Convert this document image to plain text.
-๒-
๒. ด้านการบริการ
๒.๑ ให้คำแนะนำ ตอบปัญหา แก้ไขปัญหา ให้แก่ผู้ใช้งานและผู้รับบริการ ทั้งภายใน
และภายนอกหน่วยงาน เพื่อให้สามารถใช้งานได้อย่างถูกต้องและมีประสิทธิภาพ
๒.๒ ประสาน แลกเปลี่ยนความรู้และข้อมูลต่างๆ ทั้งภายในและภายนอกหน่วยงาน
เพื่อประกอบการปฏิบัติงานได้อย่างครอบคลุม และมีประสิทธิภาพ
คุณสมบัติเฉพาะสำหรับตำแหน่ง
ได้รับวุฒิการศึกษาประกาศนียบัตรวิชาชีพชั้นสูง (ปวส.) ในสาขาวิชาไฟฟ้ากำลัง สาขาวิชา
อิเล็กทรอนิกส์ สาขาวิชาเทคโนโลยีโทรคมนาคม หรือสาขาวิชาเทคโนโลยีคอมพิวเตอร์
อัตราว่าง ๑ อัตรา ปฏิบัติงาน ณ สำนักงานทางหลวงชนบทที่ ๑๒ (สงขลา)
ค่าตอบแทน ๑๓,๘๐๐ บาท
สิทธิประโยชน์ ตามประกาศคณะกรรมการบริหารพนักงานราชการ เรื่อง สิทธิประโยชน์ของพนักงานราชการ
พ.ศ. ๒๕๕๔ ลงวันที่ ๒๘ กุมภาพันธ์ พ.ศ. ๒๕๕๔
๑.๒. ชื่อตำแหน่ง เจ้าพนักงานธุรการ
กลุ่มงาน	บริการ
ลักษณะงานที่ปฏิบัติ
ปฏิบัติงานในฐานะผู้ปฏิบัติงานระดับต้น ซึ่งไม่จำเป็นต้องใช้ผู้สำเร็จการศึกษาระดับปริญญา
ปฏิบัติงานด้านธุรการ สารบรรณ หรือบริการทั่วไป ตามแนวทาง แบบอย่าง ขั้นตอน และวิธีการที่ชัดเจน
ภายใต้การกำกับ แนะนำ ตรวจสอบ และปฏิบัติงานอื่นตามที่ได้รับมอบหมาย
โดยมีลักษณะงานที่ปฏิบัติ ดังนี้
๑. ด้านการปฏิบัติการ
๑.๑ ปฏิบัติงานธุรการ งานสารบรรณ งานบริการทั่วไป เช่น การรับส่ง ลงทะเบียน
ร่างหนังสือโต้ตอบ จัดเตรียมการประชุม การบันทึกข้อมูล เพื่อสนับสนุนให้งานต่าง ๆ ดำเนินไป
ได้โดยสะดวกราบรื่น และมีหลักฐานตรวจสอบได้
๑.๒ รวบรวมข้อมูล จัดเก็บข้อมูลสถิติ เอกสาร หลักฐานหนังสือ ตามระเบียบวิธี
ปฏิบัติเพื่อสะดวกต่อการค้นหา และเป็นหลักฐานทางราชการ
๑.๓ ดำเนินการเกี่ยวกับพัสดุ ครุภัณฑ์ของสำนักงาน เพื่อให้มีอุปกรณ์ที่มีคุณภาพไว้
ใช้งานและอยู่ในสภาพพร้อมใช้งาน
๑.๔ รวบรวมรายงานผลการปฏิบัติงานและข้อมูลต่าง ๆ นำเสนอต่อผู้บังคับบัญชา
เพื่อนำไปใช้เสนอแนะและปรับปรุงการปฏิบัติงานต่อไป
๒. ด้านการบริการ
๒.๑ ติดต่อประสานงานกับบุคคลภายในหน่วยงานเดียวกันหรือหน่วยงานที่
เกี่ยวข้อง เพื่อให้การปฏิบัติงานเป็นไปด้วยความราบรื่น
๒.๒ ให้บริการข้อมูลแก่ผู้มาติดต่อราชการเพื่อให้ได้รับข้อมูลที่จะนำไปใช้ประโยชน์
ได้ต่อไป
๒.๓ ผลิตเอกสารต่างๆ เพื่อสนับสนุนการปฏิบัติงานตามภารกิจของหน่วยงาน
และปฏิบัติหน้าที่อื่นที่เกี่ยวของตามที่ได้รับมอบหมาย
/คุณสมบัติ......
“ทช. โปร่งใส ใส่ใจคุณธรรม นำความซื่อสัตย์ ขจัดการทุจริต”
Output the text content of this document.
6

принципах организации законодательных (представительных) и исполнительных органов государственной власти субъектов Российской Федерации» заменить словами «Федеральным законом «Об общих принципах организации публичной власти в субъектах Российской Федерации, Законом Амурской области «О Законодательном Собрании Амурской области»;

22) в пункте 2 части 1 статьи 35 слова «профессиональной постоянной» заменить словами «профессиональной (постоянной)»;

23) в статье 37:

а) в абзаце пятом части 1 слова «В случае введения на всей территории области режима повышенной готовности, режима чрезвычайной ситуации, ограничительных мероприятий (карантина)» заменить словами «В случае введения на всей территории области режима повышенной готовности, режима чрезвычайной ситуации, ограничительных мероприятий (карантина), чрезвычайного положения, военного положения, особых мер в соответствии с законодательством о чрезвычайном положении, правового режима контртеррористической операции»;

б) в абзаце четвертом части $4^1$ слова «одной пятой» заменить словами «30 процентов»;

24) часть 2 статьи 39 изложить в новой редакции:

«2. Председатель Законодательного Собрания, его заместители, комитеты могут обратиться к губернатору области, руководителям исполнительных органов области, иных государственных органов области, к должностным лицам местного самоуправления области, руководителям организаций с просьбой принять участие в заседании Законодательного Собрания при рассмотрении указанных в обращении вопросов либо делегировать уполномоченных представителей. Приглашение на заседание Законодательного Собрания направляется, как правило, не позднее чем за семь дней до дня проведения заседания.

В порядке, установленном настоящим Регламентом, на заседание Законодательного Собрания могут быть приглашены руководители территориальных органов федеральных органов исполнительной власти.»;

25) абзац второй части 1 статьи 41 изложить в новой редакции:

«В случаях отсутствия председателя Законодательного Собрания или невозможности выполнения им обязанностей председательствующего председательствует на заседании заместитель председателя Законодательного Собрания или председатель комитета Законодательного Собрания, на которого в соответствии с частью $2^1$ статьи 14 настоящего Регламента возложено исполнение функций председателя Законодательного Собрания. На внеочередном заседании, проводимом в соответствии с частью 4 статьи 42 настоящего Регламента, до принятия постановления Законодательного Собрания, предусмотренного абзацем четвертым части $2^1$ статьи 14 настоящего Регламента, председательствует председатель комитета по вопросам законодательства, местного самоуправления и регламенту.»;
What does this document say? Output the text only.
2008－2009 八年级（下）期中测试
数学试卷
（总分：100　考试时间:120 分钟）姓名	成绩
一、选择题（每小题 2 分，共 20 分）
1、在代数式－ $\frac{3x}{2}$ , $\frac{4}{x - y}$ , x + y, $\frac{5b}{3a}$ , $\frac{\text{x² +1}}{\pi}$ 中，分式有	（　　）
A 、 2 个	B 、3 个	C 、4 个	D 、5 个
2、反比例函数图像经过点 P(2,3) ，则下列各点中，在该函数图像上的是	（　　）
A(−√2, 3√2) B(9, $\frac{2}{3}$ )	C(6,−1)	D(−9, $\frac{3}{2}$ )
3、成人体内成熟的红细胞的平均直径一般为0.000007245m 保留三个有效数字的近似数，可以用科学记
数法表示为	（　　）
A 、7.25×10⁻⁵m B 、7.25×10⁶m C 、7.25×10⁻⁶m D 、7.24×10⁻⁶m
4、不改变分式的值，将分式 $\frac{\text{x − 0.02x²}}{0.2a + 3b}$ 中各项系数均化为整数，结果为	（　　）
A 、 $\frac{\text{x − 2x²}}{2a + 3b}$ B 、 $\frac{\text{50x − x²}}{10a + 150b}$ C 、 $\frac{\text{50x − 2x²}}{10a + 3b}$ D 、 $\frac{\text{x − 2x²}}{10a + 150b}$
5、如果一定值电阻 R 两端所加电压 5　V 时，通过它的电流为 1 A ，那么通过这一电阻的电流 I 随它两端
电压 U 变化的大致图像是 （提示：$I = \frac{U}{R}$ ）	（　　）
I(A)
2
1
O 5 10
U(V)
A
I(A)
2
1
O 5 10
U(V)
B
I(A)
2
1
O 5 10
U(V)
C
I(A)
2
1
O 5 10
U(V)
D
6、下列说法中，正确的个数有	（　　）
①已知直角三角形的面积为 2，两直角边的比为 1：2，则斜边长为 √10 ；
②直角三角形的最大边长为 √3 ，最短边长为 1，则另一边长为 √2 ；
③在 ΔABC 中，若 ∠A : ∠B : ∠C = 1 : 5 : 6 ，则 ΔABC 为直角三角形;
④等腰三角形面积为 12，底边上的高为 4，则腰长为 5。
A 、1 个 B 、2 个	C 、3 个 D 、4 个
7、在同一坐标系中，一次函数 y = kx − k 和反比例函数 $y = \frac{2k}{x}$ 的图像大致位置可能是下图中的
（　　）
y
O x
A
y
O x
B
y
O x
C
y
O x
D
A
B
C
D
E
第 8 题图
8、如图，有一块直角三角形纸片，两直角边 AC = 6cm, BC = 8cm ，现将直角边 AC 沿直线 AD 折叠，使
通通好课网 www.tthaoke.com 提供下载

* * *

Given exercise =>
Collect the complete line wherever the string "Output" appears in the records.

Correct response =>
Output the text content of this document.
What does this document say? Output the text only.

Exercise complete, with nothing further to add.